**Data rows**
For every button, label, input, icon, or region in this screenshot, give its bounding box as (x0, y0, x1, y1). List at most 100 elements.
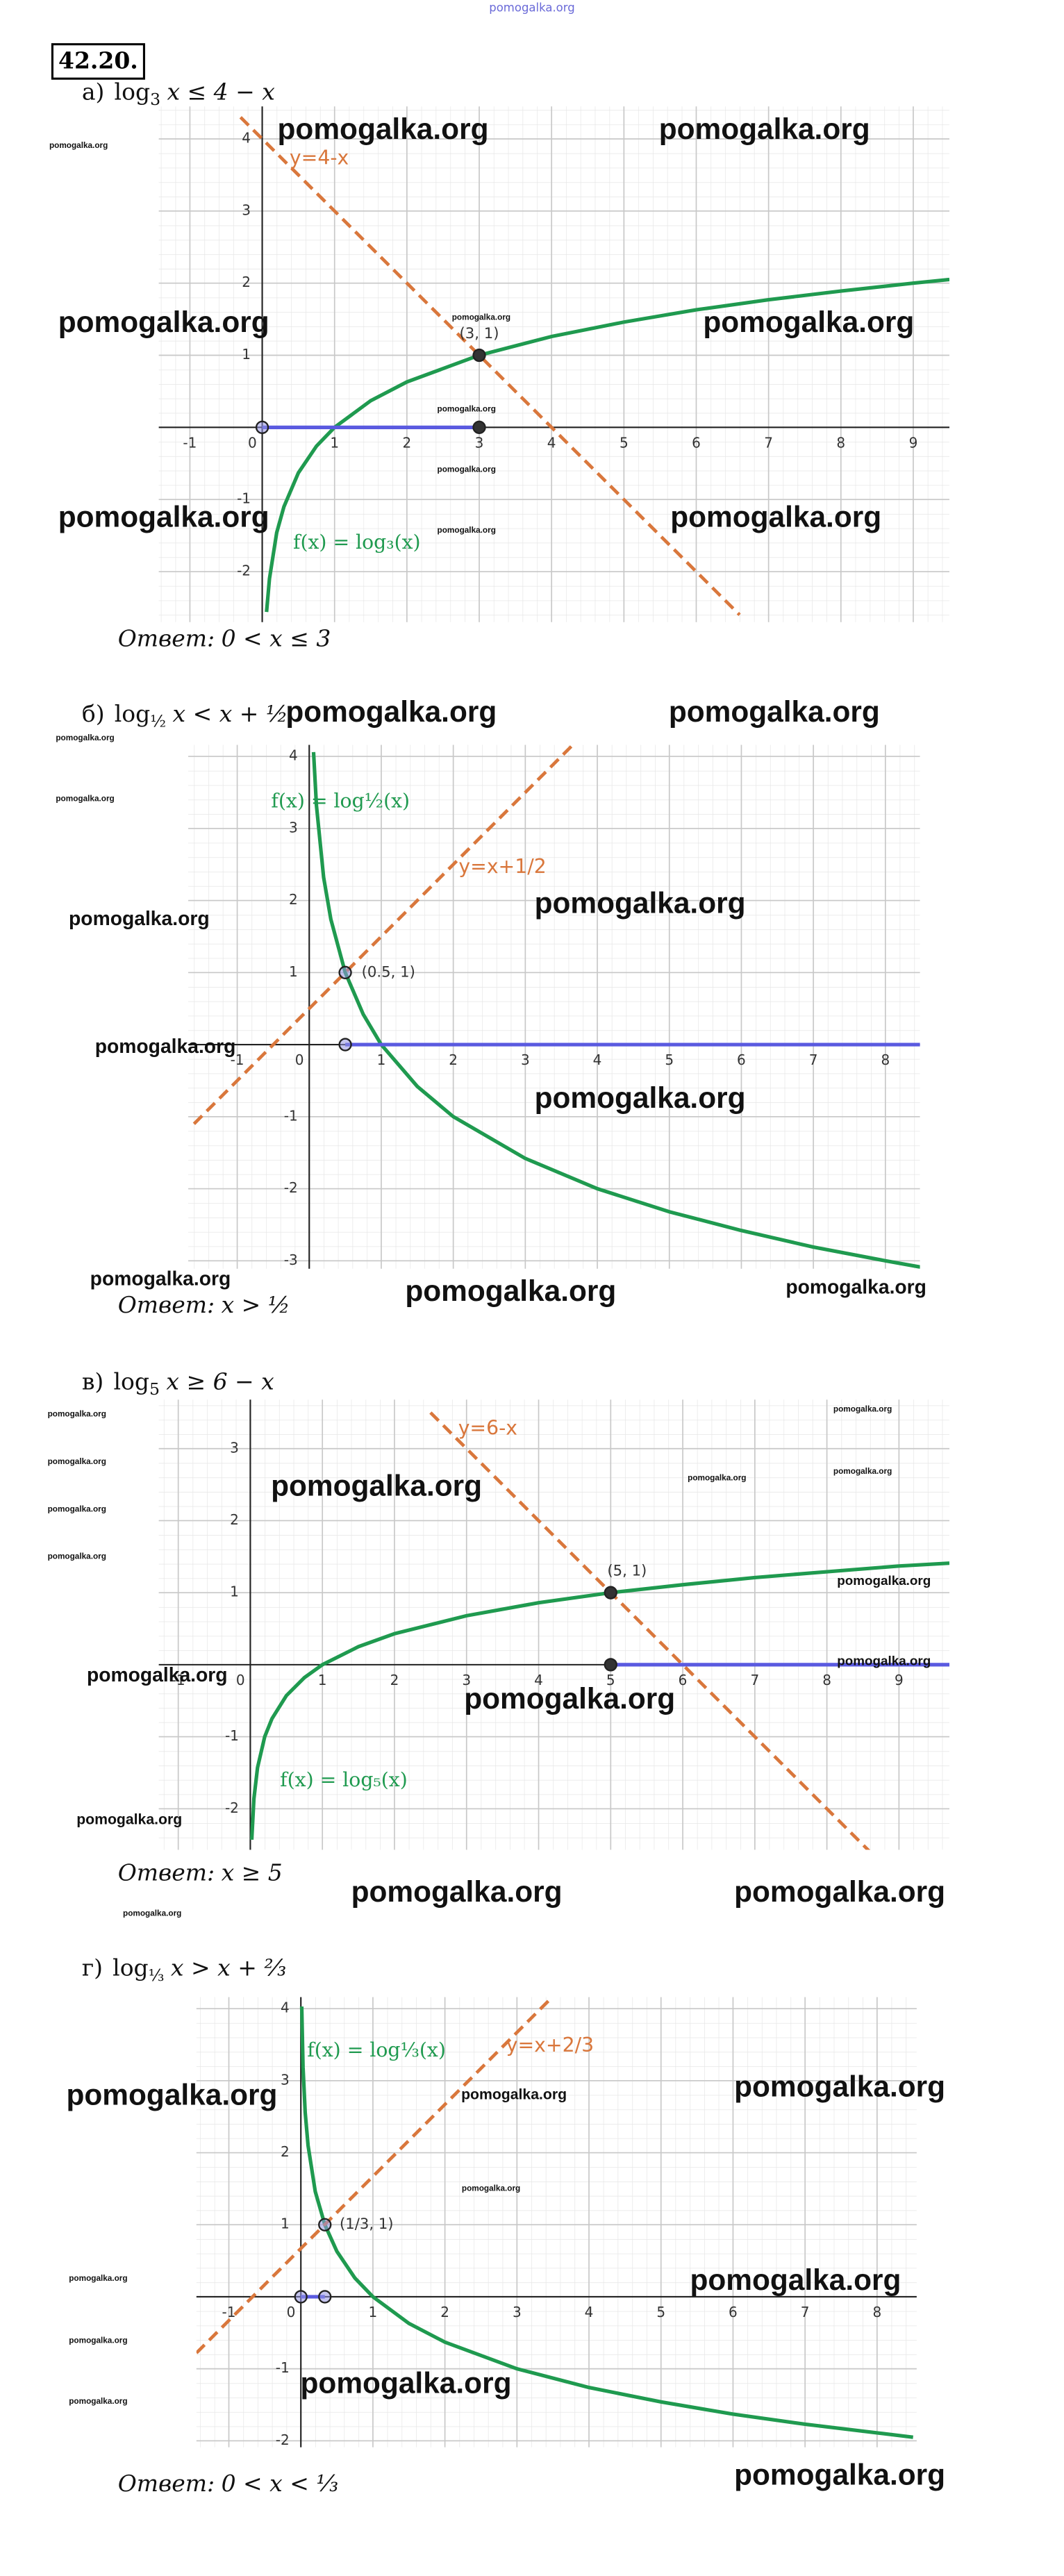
watermark: pomogalka.org (271, 1470, 482, 1502)
y-tick-label: 3 (230, 1439, 239, 1456)
point (472, 420, 486, 435)
point-label: (1/3, 1) (340, 2216, 394, 2233)
function-curve (249, 1561, 950, 1840)
equation-base: 3 (150, 89, 160, 108)
x-tick-label: 2 (449, 1052, 458, 1068)
watermark: pomogalka.org (438, 404, 496, 413)
equation-log: log (115, 78, 151, 105)
watermark: pomogalka.org (734, 2458, 945, 2491)
line-graph (429, 1411, 871, 1850)
site-header: pomogalka.org (489, 1, 574, 14)
equation-rhs: x ≥ 6 − x (166, 1368, 274, 1395)
equation: в) log5 x ≥ 6 − x (82, 1368, 274, 1399)
x-tick-label: 9 (895, 1672, 904, 1688)
watermark: pomogalka.org (49, 141, 108, 150)
x-tick-label: 4 (593, 1052, 602, 1068)
x-tick-label: 6 (679, 1672, 688, 1688)
x-tick-label: 7 (801, 2304, 810, 2320)
point (318, 2290, 332, 2304)
watermark: pomogalka.org (837, 1573, 931, 1588)
watermark: pomogalka.org (405, 1274, 616, 1307)
y-tick-label: -2 (225, 1800, 239, 1816)
watermark: pomogalka.org (670, 500, 881, 533)
point (318, 2218, 332, 2232)
x-tick-label: 2 (390, 1672, 399, 1688)
watermark: pomogalka.org (690, 2263, 901, 2296)
watermark: pomogalka.org (58, 306, 269, 338)
watermark: pomogalka.org (734, 1875, 945, 1908)
point (338, 1038, 352, 1052)
answer-value: 0 < x ≤ 3 (222, 625, 331, 652)
watermark: pomogalka.org (535, 887, 746, 920)
x-tick-label: 8 (881, 1052, 890, 1068)
point (255, 420, 269, 435)
equation-rhs: x < x + ½ (173, 700, 288, 727)
line-graph (239, 116, 741, 616)
equation: а) log3 x ≤ 4 − x (82, 78, 275, 108)
x-tick-label: 5 (665, 1052, 674, 1068)
curves (249, 1411, 950, 1850)
equation-label: в) (82, 1368, 103, 1395)
curves (239, 116, 950, 616)
equation: б) log½ x < x + ½ (82, 700, 288, 731)
answer-label: Ответ: (118, 1291, 215, 1318)
watermark: pomogalka.org (69, 2397, 127, 2406)
watermark: pomogalka.org (833, 1404, 892, 1413)
y-tick-label: 4 (242, 129, 251, 146)
x-tick-label: 2 (440, 2304, 449, 2320)
y-tick-label: 3 (242, 201, 251, 218)
x-tick-label: 0 (295, 1052, 304, 1068)
y-tick-label: 2 (242, 274, 251, 290)
problem-number: 42.20. (58, 47, 138, 74)
function-curve (299, 2006, 914, 2439)
point (294, 2290, 308, 2304)
watermark: pomogalka.org (833, 1467, 892, 1476)
equation-base: 5 (149, 1379, 160, 1399)
y-tick-label: 4 (289, 747, 298, 764)
watermark: pomogalka.org (462, 2184, 520, 2193)
x-tick-label: 5 (620, 434, 629, 451)
watermark: pomogalka.org (688, 1473, 746, 1482)
answer-value: 0 < x < ⅓ (222, 2470, 339, 2497)
function-label: f(x) = log₅(x) (280, 1768, 408, 1791)
y-tick-label: -2 (237, 563, 251, 579)
watermark: pomogalka.org (785, 1275, 926, 1297)
watermark: pomogalka.org (438, 526, 496, 535)
y-tick-label: 2 (289, 891, 298, 908)
watermark: pomogalka.org (69, 2274, 127, 2283)
watermark: pomogalka.org (464, 1682, 675, 1715)
curves (192, 745, 920, 1269)
x-tick-label: -1 (222, 2304, 236, 2320)
watermark: pomogalka.org (69, 907, 210, 929)
x-tick-label: 1 (318, 1672, 327, 1688)
line-label: y=x+2/3 (506, 2034, 594, 2056)
x-tick-label: 1 (330, 434, 339, 451)
y-tick-label: -1 (284, 1107, 298, 1124)
answer-label: Ответ: (118, 625, 215, 652)
y-tick-label: 1 (242, 346, 251, 363)
x-tick-label: 6 (692, 434, 701, 451)
line-label: y=4-x (290, 147, 349, 169)
watermark: pomogalka.org (48, 1457, 106, 1466)
equation-base: ½ (150, 711, 166, 731)
point-label: (0.5, 1) (362, 963, 415, 981)
x-tick-label: -1 (183, 434, 197, 451)
x-tick-label: 5 (656, 2304, 665, 2320)
equation-log: log (113, 1368, 149, 1395)
equation: г) log⅓ x > x + ⅔ (82, 1954, 286, 1984)
watermark: pomogalka.org (48, 1504, 106, 1513)
answer: Ответ: 0 < x < ⅓ (118, 2470, 339, 2497)
y-tick-label: 3 (281, 2071, 290, 2088)
y-tick-label: 1 (281, 2216, 290, 2232)
point (472, 348, 486, 363)
y-tick-label: 4 (281, 2000, 290, 2016)
x-tick-label: 4 (547, 434, 556, 451)
watermark: pomogalka.org (659, 113, 870, 145)
line-label: y=x+1/2 (458, 855, 546, 878)
watermark: pomogalka.org (461, 2087, 567, 2103)
y-tick-label: -1 (225, 1727, 239, 1744)
x-tick-label: 8 (836, 434, 845, 451)
equation-label: г) (82, 1954, 103, 1981)
y-tick-label: 3 (289, 819, 298, 836)
x-tick-label: 3 (462, 1672, 471, 1688)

**Task**
Swap "line-graph" for "line-chart" in everything from the line containing "watermark: pomogalka.org (271, 1470, 482, 1502)" down to the line containing "x-tick-label: 4 (593, 1052, 602, 1068)". Return only those lines, with nothing else altered.

**Response for this exercise**
watermark: pomogalka.org (271, 1470, 482, 1502)
y-tick-label: 3 (230, 1439, 239, 1456)
point (472, 420, 486, 435)
point-label: (1/3, 1) (340, 2216, 394, 2233)
function-curve (249, 1561, 950, 1840)
equation-base: 3 (150, 89, 160, 108)
x-tick-label: 2 (449, 1052, 458, 1068)
watermark: pomogalka.org (438, 404, 496, 413)
equation-log: log (115, 78, 151, 105)
watermark: pomogalka.org (734, 2458, 945, 2491)
line-chart (429, 1411, 871, 1850)
site-header: pomogalka.org (489, 1, 574, 14)
equation-rhs: x ≥ 6 − x (166, 1368, 274, 1395)
equation: в) log5 x ≥ 6 − x (82, 1368, 274, 1399)
x-tick-label: 9 (895, 1672, 904, 1688)
watermark: pomogalka.org (49, 141, 108, 150)
x-tick-label: 4 (593, 1052, 602, 1068)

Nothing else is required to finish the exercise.